▶ **REQUIRED TASK**
Transcribe all of the material exactly.

========================================================================

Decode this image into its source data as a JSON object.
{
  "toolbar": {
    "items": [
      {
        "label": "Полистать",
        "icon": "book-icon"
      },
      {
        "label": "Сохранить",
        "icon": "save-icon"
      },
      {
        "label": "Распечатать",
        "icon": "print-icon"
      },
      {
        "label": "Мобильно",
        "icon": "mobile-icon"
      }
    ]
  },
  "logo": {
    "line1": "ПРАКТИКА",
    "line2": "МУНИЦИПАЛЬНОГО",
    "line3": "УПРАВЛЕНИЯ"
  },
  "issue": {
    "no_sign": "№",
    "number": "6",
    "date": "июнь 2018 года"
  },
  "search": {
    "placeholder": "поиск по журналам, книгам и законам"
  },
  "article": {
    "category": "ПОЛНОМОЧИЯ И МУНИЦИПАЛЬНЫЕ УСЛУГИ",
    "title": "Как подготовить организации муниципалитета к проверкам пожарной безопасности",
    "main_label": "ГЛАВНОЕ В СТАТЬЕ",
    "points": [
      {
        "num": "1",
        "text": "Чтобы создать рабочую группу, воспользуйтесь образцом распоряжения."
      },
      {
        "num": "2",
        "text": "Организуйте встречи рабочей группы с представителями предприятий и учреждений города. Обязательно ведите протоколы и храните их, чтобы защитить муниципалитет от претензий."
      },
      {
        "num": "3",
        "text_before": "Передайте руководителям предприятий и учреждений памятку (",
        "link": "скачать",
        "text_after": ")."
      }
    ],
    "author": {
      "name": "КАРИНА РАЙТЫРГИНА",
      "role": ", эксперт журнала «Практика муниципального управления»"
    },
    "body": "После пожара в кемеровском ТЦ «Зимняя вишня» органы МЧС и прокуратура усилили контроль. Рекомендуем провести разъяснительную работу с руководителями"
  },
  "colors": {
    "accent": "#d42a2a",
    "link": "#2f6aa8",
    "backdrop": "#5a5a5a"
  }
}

========================================================================

▶ **EXERCISE RESULT**
Decode this image into its source data as a JSON object.
{
  "toolbar": {
    "items": [
      {
        "label": "Полистать",
        "icon": "book-icon"
      },
      {
        "label": "Сохранить",
        "icon": "save-icon"
      },
      {
        "label": "Распечатать",
        "icon": "print-icon"
      },
      {
        "label": "Мобильно",
        "icon": "mobile-icon"
      }
    ]
  },
  "logo": {
    "line1": "ПРАКТИКА",
    "line2": "МУНИЦИПАЛЬНОГО",
    "line3": "УПРАВЛЕНИЯ"
  },
  "issue": {
    "no_sign": "№",
    "number": "6",
    "date": "июнь 2018 года"
  },
  "search": {
    "placeholder": "поиск по журналам, книгам и законам"
  },
  "article": {
    "category": "ПОЛНОМОЧИЯ И МУНИЦИПАЛЬНЫЕ УСЛУГИ",
    "title": "Как подготовить организации муниципалитета к проверкам пожарной безопасности",
    "main_label": "ГЛАВНОЕ В СТАТЬЕ",
    "points": [
      {
        "num": "1",
        "text": "Чтобы создать рабочую группу, воспользуйтесь образцом распоряжения."
      },
      {
        "num": "2",
        "text": "Организуйте встречи рабочей группы с представителями предприятий и учреждений города. Обязательно ведите протоколы и храните их, чтобы защитить муниципалитет от претензий."
      },
      {
        "num": "3",
        "text_before": "Передайте руководителям предприятий и учреждений памятку (",
        "link": "скачать",
        "text_after": ")."
      }
    ],
    "author": {
      "name": "КАРИНА РАЙТЫРГИНА",
      "role": ", эксперт журнала «Практика муниципального управления»"
    },
    "body": "После пожара в кемеровском ТЦ «Зимняя вишня» органы МЧС и прокуратура усилили контроль. Рекомендуем провести разъяснительную работу с руководителями"
  },
  "colors": {
    "accent": "#d42a2a",
    "link": "#2f6aa8",
    "backdrop": "#5a5a5a"
  }
}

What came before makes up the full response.